Verbatim output of all the material below is required.

----- Supplied material

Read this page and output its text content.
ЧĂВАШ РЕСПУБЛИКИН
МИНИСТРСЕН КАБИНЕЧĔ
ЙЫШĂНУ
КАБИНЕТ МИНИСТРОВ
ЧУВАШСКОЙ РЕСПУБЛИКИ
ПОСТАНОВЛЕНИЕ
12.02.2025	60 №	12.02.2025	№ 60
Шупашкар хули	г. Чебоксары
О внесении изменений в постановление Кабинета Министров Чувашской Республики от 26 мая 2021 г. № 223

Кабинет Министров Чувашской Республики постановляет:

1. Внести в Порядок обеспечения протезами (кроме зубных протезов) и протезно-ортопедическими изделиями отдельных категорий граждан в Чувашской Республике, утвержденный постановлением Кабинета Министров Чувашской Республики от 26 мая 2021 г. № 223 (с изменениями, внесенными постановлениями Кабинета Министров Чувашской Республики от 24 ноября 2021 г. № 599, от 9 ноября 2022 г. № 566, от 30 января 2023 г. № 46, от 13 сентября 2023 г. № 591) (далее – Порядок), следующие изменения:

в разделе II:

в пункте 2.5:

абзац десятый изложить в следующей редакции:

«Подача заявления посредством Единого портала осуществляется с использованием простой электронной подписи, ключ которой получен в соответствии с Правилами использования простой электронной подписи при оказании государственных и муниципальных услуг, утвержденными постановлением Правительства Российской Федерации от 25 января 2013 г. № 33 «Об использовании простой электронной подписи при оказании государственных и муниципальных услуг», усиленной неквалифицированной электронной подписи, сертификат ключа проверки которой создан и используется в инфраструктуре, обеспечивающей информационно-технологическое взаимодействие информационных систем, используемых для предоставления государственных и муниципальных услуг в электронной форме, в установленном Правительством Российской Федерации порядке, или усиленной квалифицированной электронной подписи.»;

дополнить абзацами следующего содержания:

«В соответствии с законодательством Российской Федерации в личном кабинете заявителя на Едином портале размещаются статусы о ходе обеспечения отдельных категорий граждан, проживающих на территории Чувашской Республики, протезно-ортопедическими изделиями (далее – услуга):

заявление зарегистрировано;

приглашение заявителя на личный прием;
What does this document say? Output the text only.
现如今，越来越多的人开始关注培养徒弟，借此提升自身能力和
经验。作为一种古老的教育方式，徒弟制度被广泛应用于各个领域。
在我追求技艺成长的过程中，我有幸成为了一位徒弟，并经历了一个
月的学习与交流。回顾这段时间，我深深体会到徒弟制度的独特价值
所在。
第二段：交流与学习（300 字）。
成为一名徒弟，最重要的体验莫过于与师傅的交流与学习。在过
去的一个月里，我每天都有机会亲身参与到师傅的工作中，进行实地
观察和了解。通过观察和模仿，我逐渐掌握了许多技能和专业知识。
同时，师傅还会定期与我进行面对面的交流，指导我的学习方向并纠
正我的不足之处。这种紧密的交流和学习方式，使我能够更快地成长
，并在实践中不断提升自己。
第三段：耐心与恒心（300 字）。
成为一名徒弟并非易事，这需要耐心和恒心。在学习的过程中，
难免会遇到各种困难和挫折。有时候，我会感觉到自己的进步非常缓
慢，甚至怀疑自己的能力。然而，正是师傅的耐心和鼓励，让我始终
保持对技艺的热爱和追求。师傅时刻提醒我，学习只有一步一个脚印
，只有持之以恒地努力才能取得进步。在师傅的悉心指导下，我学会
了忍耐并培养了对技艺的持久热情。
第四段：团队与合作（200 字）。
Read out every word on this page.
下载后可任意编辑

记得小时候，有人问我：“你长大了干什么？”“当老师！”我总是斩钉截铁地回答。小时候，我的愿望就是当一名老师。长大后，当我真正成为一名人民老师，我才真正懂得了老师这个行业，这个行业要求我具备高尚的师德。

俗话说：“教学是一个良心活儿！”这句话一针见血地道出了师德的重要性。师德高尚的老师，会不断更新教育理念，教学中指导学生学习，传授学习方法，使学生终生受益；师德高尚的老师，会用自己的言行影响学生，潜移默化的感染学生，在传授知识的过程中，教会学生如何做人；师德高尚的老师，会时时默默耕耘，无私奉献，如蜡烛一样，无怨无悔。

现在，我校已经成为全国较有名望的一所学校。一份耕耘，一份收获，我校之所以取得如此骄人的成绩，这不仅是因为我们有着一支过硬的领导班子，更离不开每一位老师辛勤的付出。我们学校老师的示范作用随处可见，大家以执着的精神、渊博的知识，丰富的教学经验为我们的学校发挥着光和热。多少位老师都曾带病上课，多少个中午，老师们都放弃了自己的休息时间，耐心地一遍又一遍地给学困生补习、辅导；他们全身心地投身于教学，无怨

----------

**Task answer**
Read this page and output its text content.
ЧĂВАШ РЕСПУБЛИКИН
МИНИСТРСЕН КАБИНЕЧĔ
ЙЫШĂНУ
КАБИНЕТ МИНИСТРОВ
ЧУВАШСКОЙ РЕСПУБЛИКИ
ПОСТАНОВЛЕНИЕ
12.02.2025	60 №	12.02.2025	№ 60
Шупашкар хули	г. Чебоксары
О внесении изменений в постановление Кабинета Министров Чувашской Республики от 26 мая 2021 г. № 223

Кабинет Министров Чувашской Республики постановляет:

1. Внести в Порядок обеспечения протезами (кроме зубных протезов) и протезно-ортопедическими изделиями отдельных категорий граждан в Чувашской Республике, утвержденный постановлением Кабинета Министров Чувашской Республики от 26 мая 2021 г. № 223 (с изменениями, внесенными постановлениями Кабинета Министров Чувашской Республики от 24 ноября 2021 г. № 599, от 9 ноября 2022 г. № 566, от 30 января 2023 г. № 46, от 13 сентября 2023 г. № 591) (далее – Порядок), следующие изменения:

в разделе II:

в пункте 2.5:

абзац десятый изложить в следующей редакции:

«Подача заявления посредством Единого портала осуществляется с использованием простой электронной подписи, ключ которой получен в соответствии с Правилами использования простой электронной подписи при оказании государственных и муниципальных услуг, утвержденными постановлением Правительства Российской Федерации от 25 января 2013 г. № 33 «Об использовании простой электронной подписи при оказании государственных и муниципальных услуг», усиленной неквалифицированной электронной подписи, сертификат ключа проверки которой создан и используется в инфраструктуре, обеспечивающей информационно-технологическое взаимодействие информационных систем, используемых для предоставления государственных и муниципальных услуг в электронной форме, в установленном Правительством Российской Федерации порядке, или усиленной квалифицированной электронной подписи.»;

дополнить абзацами следующего содержания:

«В соответствии с законодательством Российской Федерации в личном кабинете заявителя на Едином портале размещаются статусы о ходе обеспечения отдельных категорий граждан, проживающих на территории Чувашской Республики, протезно-ортопедическими изделиями (далее – услуга):

заявление зарегистрировано;

приглашение заявителя на личный прием;
What does this document say? Output the text only.
现如今，越来越多的人开始关注培养徒弟，借此提升自身能力和
经验。作为一种古老的教育方式，徒弟制度被广泛应用于各个领域。
在我追求技艺成长的过程中，我有幸成为了一位徒弟，并经历了一个
月的学习与交流。回顾这段时间，我深深体会到徒弟制度的独特价值
所在。
第二段：交流与学习（300 字）。
成为一名徒弟，最重要的体验莫过于与师傅的交流与学习。在过
去的一个月里，我每天都有机会亲身参与到师傅的工作中，进行实地
观察和了解。通过观察和模仿，我逐渐掌握了许多技能和专业知识。
同时，师傅还会定期与我进行面对面的交流，指导我的学习方向并纠
正我的不足之处。这种紧密的交流和学习方式，使我能够更快地成长
，并在实践中不断提升自己。
第三段：耐心与恒心（300 字）。
成为一名徒弟并非易事，这需要耐心和恒心。在学习的过程中，
难免会遇到各种困难和挫折。有时候，我会感觉到自己的进步非常缓
慢，甚至怀疑自己的能力。然而，正是师傅的耐心和鼓励，让我始终
保持对技艺的热爱和追求。师傅时刻提醒我，学习只有一步一个脚印
，只有持之以恒地努力才能取得进步。在师傅的悉心指导下，我学会
了忍耐并培养了对技艺的持久热情。
第四段：团队与合作（200 字）。
Read out every word on this page.
下载后可任意编辑

记得小时候，有人问我：“你长大了干什么？”“当老师！”我总是斩钉截铁地回答。小时候，我的愿望就是当一名老师。长大后，当我真正成为一名人民老师，我才真正懂得了老师这个行业，这个行业要求我具备高尚的师德。

俗话说：“教学是一个良心活儿！”这句话一针见血地道出了师德的重要性。师德高尚的老师，会不断更新教育理念，教学中指导学生学习，传授学习方法，使学生终生受益；师德高尚的老师，会用自己的言行影响学生，潜移默化的感染学生，在传授知识的过程中，教会学生如何做人；师德高尚的老师，会时时默默耕耘，无私奉献，如蜡烛一样，无怨无悔。

现在，我校已经成为全国较有名望的一所学校。一份耕耘，一份收获，我校之所以取得如此骄人的成绩，这不仅是因为我们有着一支过硬的领导班子，更离不开每一位老师辛勤的付出。我们学校老师的示范作用随处可见，大家以执着的精神、渊博的知识，丰富的教学经验为我们的学校发挥着光和热。多少位老师都曾带病上课，多少个中午，老师们都放弃了自己的休息时间，耐心地一遍又一遍地给学困生补习、辅导；他们全身心地投身于教学，无怨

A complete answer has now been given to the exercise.